***** RECORDS PROVIDED *****

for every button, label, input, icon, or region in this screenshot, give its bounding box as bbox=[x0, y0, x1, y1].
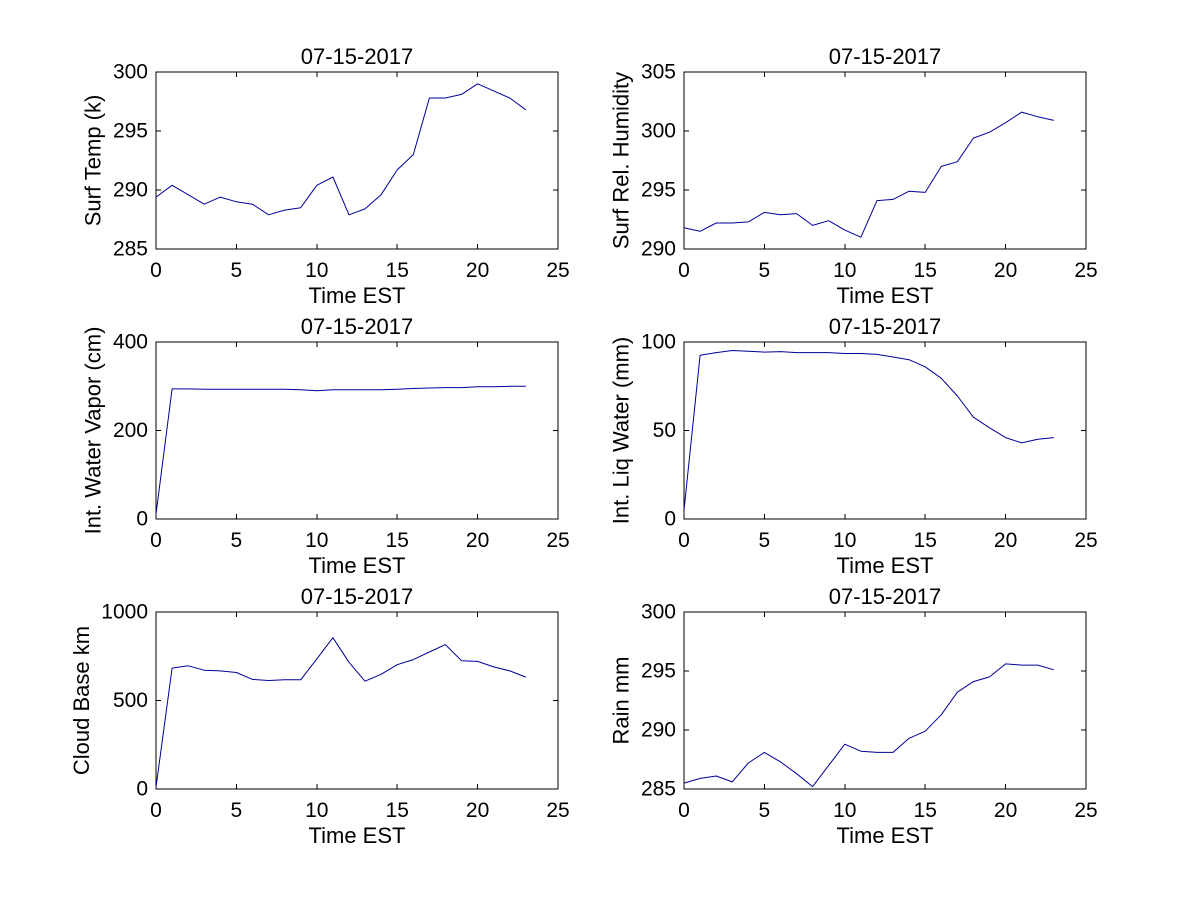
subplot-cloud-base: 07-15-2017 Cloud Base km Time EST 0 5 10 15… bbox=[69, 584, 570, 848]
plot-title: 07-15-2017 bbox=[301, 44, 414, 69]
x-tick-label: 15 bbox=[914, 529, 937, 552]
y-tick-label: 290 bbox=[641, 238, 676, 261]
data-line bbox=[683, 663, 1054, 788]
plot-title: 07-15-2017 bbox=[301, 584, 414, 609]
x-tick-label: 0 bbox=[150, 529, 162, 552]
y-axis-label: Int. Liq Water (mm) bbox=[608, 337, 633, 524]
x-tick-label: 10 bbox=[305, 259, 328, 282]
axes-box bbox=[683, 341, 1087, 520]
x-tick-label: 5 bbox=[759, 529, 771, 552]
y-axis-label: Rain mm bbox=[608, 656, 633, 744]
y-tick-label: 295 bbox=[641, 179, 676, 202]
subplot-surf-temp: 07-15-2017 Surf Temp (k) Time EST 0 5 10 15… bbox=[80, 44, 569, 308]
x-tick-label: 25 bbox=[546, 259, 569, 282]
subplot-int-water-vapor: 07-15-2017 Int. Water Vapor (cm) Time ES… bbox=[80, 314, 569, 578]
axes-box bbox=[155, 341, 559, 520]
y-axis-label: Surf Rel. Humidity bbox=[608, 72, 633, 249]
x-tick-label: 10 bbox=[833, 529, 856, 552]
y-tick-label: 400 bbox=[113, 331, 148, 354]
x-axis-label: Time EST bbox=[837, 283, 934, 308]
x-axis-label: Time EST bbox=[837, 823, 934, 848]
plot-title: 07-15-2017 bbox=[829, 44, 942, 69]
x-tick-label: 0 bbox=[678, 259, 690, 282]
x-tick-label: 5 bbox=[759, 799, 771, 822]
x-tick-label: 25 bbox=[1074, 259, 1097, 282]
x-axis-label: Time EST bbox=[309, 553, 406, 578]
y-tick-label: 290 bbox=[641, 719, 676, 742]
data-line bbox=[683, 111, 1054, 238]
y-tick-label: 300 bbox=[113, 61, 148, 84]
y-tick-label: 295 bbox=[641, 660, 676, 683]
y-axis-label: Cloud Base km bbox=[69, 626, 94, 775]
y-axis-label: Int. Water Vapor (cm) bbox=[80, 327, 105, 535]
y-tick-label: 285 bbox=[113, 238, 148, 261]
data-line bbox=[683, 350, 1054, 511]
x-tick-label: 10 bbox=[833, 259, 856, 282]
y-axis-label: Surf Temp (k) bbox=[80, 95, 105, 227]
data-line bbox=[155, 83, 527, 216]
x-tick-label: 15 bbox=[386, 799, 409, 822]
axes-box bbox=[683, 611, 1087, 790]
data-line bbox=[155, 385, 526, 515]
x-tick-label: 20 bbox=[466, 799, 489, 822]
data-line bbox=[155, 637, 526, 788]
y-tick-label: 295 bbox=[113, 120, 148, 143]
axes-box bbox=[683, 71, 1087, 250]
y-tick-label: 0 bbox=[136, 778, 148, 801]
y-tick-label: 200 bbox=[113, 419, 148, 442]
x-axis-label: Time EST bbox=[309, 823, 406, 848]
x-tick-label: 25 bbox=[546, 529, 569, 552]
subplot-int-liq-water: 07-15-2017 Int. Liq Water (mm) Time EST … bbox=[608, 314, 1097, 578]
x-tick-label: 15 bbox=[914, 799, 937, 822]
y-tick-label: 0 bbox=[136, 508, 148, 531]
subplot-rain: 07-15-2017 Rain mm Time EST 0 5 10 15 20 25 28… bbox=[608, 584, 1097, 848]
subplot-surf-rel-humidity: 07-15-2017 Surf Rel. Humidity Time EST 0… bbox=[608, 44, 1097, 308]
x-tick-label: 10 bbox=[305, 799, 328, 822]
x-tick-label: 10 bbox=[833, 799, 856, 822]
plot-title: 07-15-2017 bbox=[301, 314, 414, 339]
plot-title: 07-15-2017 bbox=[829, 584, 942, 609]
plot-title: 07-15-2017 bbox=[829, 314, 942, 339]
x-tick-label: 5 bbox=[231, 259, 243, 282]
y-tick-label: 100 bbox=[641, 331, 676, 354]
x-tick-label: 25 bbox=[546, 799, 569, 822]
x-tick-label: 10 bbox=[305, 529, 328, 552]
y-tick-label: 300 bbox=[641, 601, 676, 624]
x-tick-label: 25 bbox=[1074, 529, 1097, 552]
x-tick-label: 15 bbox=[914, 259, 937, 282]
y-tick-label: 285 bbox=[641, 778, 676, 801]
x-tick-label: 20 bbox=[466, 529, 489, 552]
y-tick-label: 290 bbox=[113, 179, 148, 202]
x-tick-label: 15 bbox=[386, 259, 409, 282]
x-axis-label: Time EST bbox=[309, 283, 406, 308]
x-tick-label: 0 bbox=[150, 259, 162, 282]
y-tick-label: 305 bbox=[641, 61, 676, 84]
x-tick-label: 5 bbox=[231, 529, 243, 552]
x-axis-label: Time EST bbox=[837, 553, 934, 578]
x-tick-label: 20 bbox=[994, 799, 1017, 822]
x-tick-label: 0 bbox=[678, 529, 690, 552]
axes-box bbox=[155, 71, 559, 250]
x-tick-label: 20 bbox=[466, 259, 489, 282]
y-tick-label: 1000 bbox=[101, 601, 148, 624]
x-tick-label: 25 bbox=[1074, 799, 1097, 822]
x-tick-label: 5 bbox=[231, 799, 243, 822]
x-tick-label: 0 bbox=[150, 799, 162, 822]
y-tick-label: 0 bbox=[664, 508, 676, 531]
y-tick-label: 500 bbox=[113, 689, 148, 712]
x-tick-label: 20 bbox=[994, 529, 1017, 552]
x-tick-label: 5 bbox=[759, 259, 771, 282]
x-tick-label: 0 bbox=[678, 799, 690, 822]
x-tick-label: 20 bbox=[994, 259, 1017, 282]
axes-box bbox=[155, 611, 559, 790]
y-tick-label: 300 bbox=[641, 120, 676, 143]
x-tick-label: 15 bbox=[386, 529, 409, 552]
y-tick-label: 50 bbox=[653, 419, 676, 442]
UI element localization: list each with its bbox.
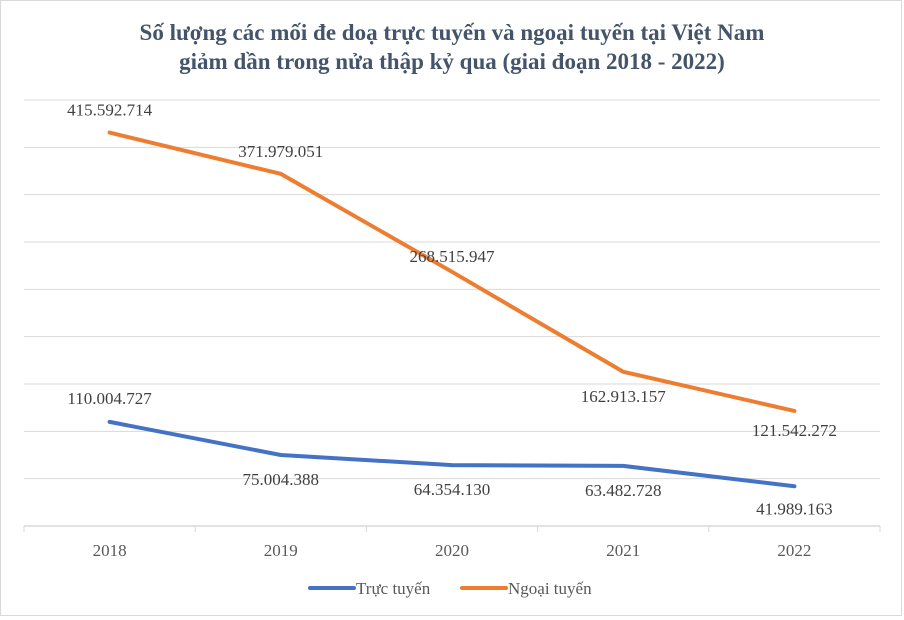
- chart-title-line-1: Số lượng các mối đe doạ trực tuyến và ng…: [139, 20, 765, 45]
- x-tick-label: 2022: [777, 541, 811, 560]
- data-label: 415.592.714: [67, 101, 153, 120]
- data-label: 63.482.728: [585, 481, 662, 500]
- data-label: 64.354.130: [414, 480, 491, 499]
- data-label: 121.542.272: [752, 421, 837, 440]
- x-tick-label: 2018: [93, 541, 127, 560]
- legend-label: Trực tuyến: [356, 579, 431, 598]
- data-label: 75.004.388: [243, 470, 320, 489]
- data-label: 268.515.947: [410, 247, 496, 266]
- data-label: 162.913.157: [581, 387, 667, 406]
- legend-label: Ngoại tuyến: [508, 579, 592, 598]
- x-tick-label: 2020: [435, 541, 469, 560]
- data-label: 110.004.727: [67, 389, 152, 408]
- data-label: 41.989.163: [756, 499, 833, 518]
- chart-title: Số lượng các mối đe doạ trực tuyến và ng…: [0, 18, 904, 76]
- data-label: 371.979.051: [238, 142, 323, 161]
- x-tick-label: 2021: [606, 541, 640, 560]
- x-tick-label: 2019: [264, 541, 298, 560]
- chart-title-line-2: giảm dần trong nửa thập kỷ qua (giai đoạ…: [179, 49, 725, 74]
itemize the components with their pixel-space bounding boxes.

*****

● DIRECTIVE
Copy all of the material above line for line without changing anything, and leave the pictures out of your copy.

● FINAL RESULT
for every button, label, input, icon, or region in this screenshot, give its bounding box as bbox=[x0, y0, x1, y1].
subplot-cloud-base: 07-15-2017 Cloud Base km Time EST 0 5 10 15… bbox=[69, 584, 570, 848]
plot-title: 07-15-2017 bbox=[301, 44, 414, 69]
x-tick-label: 15 bbox=[914, 529, 937, 552]
y-tick-label: 290 bbox=[641, 238, 676, 261]
data-line bbox=[683, 663, 1054, 788]
plot-title: 07-15-2017 bbox=[301, 584, 414, 609]
x-tick-label: 0 bbox=[150, 529, 162, 552]
y-axis-label: Int. Liq Water (mm) bbox=[608, 337, 633, 524]
x-tick-label: 10 bbox=[305, 259, 328, 282]
axes-box bbox=[683, 341, 1087, 520]
x-tick-label: 5 bbox=[759, 529, 771, 552]
y-axis-label: Rain mm bbox=[608, 656, 633, 744]
y-tick-label: 295 bbox=[641, 179, 676, 202]
subplot-surf-temp: 07-15-2017 Surf Temp (k) Time EST 0 5 10 15… bbox=[80, 44, 569, 308]
x-tick-label: 25 bbox=[546, 259, 569, 282]
subplot-int-water-vapor: 07-15-2017 Int. Water Vapor (cm) Time ES… bbox=[80, 314, 569, 578]
axes-box bbox=[155, 341, 559, 520]
y-axis-label: Surf Rel. Humidity bbox=[608, 72, 633, 249]
x-tick-label: 10 bbox=[833, 529, 856, 552]
y-tick-label: 400 bbox=[113, 331, 148, 354]
x-axis-label: Time EST bbox=[837, 283, 934, 308]
x-axis-label: Time EST bbox=[837, 823, 934, 848]
plot-title: 07-15-2017 bbox=[829, 44, 942, 69]
x-tick-label: 0 bbox=[678, 259, 690, 282]
x-tick-label: 5 bbox=[759, 799, 771, 822]
x-tick-label: 25 bbox=[1074, 259, 1097, 282]
x-axis-label: Time EST bbox=[309, 553, 406, 578]
y-tick-label: 290 bbox=[641, 719, 676, 742]
data-line bbox=[683, 111, 1054, 238]
y-tick-label: 300 bbox=[113, 61, 148, 84]
y-tick-label: 295 bbox=[641, 660, 676, 683]
y-axis-label: Cloud Base km bbox=[69, 626, 94, 775]
y-axis-label: Int. Water Vapor (cm) bbox=[80, 327, 105, 535]
y-tick-label: 285 bbox=[113, 238, 148, 261]
data-line bbox=[683, 350, 1054, 511]
x-tick-label: 10 bbox=[833, 259, 856, 282]
y-axis-label: Surf Temp (k) bbox=[80, 95, 105, 227]
data-line bbox=[155, 83, 527, 216]
x-tick-label: 15 bbox=[386, 799, 409, 822]
axes-box bbox=[683, 611, 1087, 790]
data-line bbox=[155, 385, 526, 515]
x-tick-label: 20 bbox=[466, 799, 489, 822]
data-line bbox=[155, 637, 526, 788]
y-tick-label: 295 bbox=[113, 120, 148, 143]
axes-box bbox=[683, 71, 1087, 250]
y-tick-label: 0 bbox=[136, 778, 148, 801]
y-tick-label: 200 bbox=[113, 419, 148, 442]
x-axis-label: Time EST bbox=[309, 823, 406, 848]
x-tick-label: 25 bbox=[546, 529, 569, 552]
subplot-int-liq-water: 07-15-2017 Int. Liq Water (mm) Time EST … bbox=[608, 314, 1097, 578]
x-tick-label: 15 bbox=[914, 799, 937, 822]
y-tick-label: 0 bbox=[136, 508, 148, 531]
subplot-rain: 07-15-2017 Rain mm Time EST 0 5 10 15 20 25 28… bbox=[608, 584, 1097, 848]
subplot-surf-rel-humidity: 07-15-2017 Surf Rel. Humidity Time EST 0… bbox=[608, 44, 1097, 308]
x-tick-label: 10 bbox=[305, 799, 328, 822]
x-tick-label: 10 bbox=[833, 799, 856, 822]
plot-title: 07-15-2017 bbox=[301, 314, 414, 339]
plot-title: 07-15-2017 bbox=[829, 584, 942, 609]
plot-title: 07-15-2017 bbox=[829, 314, 942, 339]
x-tick-label: 5 bbox=[231, 259, 243, 282]
y-tick-label: 100 bbox=[641, 331, 676, 354]
x-tick-label: 25 bbox=[546, 799, 569, 822]
x-tick-label: 10 bbox=[305, 529, 328, 552]
y-tick-label: 300 bbox=[641, 601, 676, 624]
x-tick-label: 25 bbox=[1074, 529, 1097, 552]
x-tick-label: 15 bbox=[914, 259, 937, 282]
y-tick-label: 285 bbox=[641, 778, 676, 801]
x-tick-label: 20 bbox=[466, 529, 489, 552]
y-tick-label: 290 bbox=[113, 179, 148, 202]
x-tick-label: 15 bbox=[386, 259, 409, 282]
x-axis-label: Time EST bbox=[309, 283, 406, 308]
x-tick-label: 0 bbox=[150, 259, 162, 282]
y-tick-label: 305 bbox=[641, 61, 676, 84]
x-tick-label: 5 bbox=[231, 529, 243, 552]
x-axis-label: Time EST bbox=[837, 553, 934, 578]
x-tick-label: 20 bbox=[994, 799, 1017, 822]
x-tick-label: 0 bbox=[678, 529, 690, 552]
axes-box bbox=[155, 71, 559, 250]
x-tick-label: 20 bbox=[466, 259, 489, 282]
y-tick-label: 1000 bbox=[101, 601, 148, 624]
x-tick-label: 25 bbox=[1074, 799, 1097, 822]
x-tick-label: 5 bbox=[231, 799, 243, 822]
x-tick-label: 0 bbox=[150, 799, 162, 822]
y-tick-label: 0 bbox=[664, 508, 676, 531]
y-tick-label: 500 bbox=[113, 689, 148, 712]
x-tick-label: 20 bbox=[994, 529, 1017, 552]
x-tick-label: 5 bbox=[759, 259, 771, 282]
x-tick-label: 0 bbox=[678, 799, 690, 822]
x-tick-label: 20 bbox=[994, 259, 1017, 282]
axes-box bbox=[155, 611, 559, 790]
y-tick-label: 300 bbox=[641, 120, 676, 143]
x-tick-label: 15 bbox=[386, 529, 409, 552]
y-tick-label: 50 bbox=[653, 419, 676, 442]
UI element localization: list each with its bbox.
- chart-title-line-1: Số lượng các mối đe doạ trực tuyến và ng…: [139, 20, 765, 45]
- x-tick-label: 2022: [777, 541, 811, 560]
- data-label: 415.592.714: [67, 101, 153, 120]
- data-label: 63.482.728: [585, 481, 662, 500]
- data-label: 64.354.130: [414, 480, 491, 499]
- data-label: 121.542.272: [752, 421, 837, 440]
- x-tick-label: 2018: [93, 541, 127, 560]
- legend-label: Trực tuyến: [356, 579, 431, 598]
- data-label: 75.004.388: [243, 470, 320, 489]
- data-label: 268.515.947: [410, 247, 496, 266]
- data-label: 162.913.157: [581, 387, 667, 406]
- legend-label: Ngoại tuyến: [508, 579, 592, 598]
- x-tick-label: 2020: [435, 541, 469, 560]
- data-label: 110.004.727: [67, 389, 152, 408]
- data-label: 41.989.163: [756, 499, 833, 518]
- chart-title: Số lượng các mối đe doạ trực tuyến và ng…: [0, 18, 904, 76]
- data-label: 371.979.051: [238, 142, 323, 161]
- x-tick-label: 2021: [606, 541, 640, 560]
- x-tick-label: 2019: [264, 541, 298, 560]
- chart-title-line-2: giảm dần trong nửa thập kỷ qua (giai đoạ…: [179, 49, 725, 74]
itemize the components with their pixel-space bounding boxes.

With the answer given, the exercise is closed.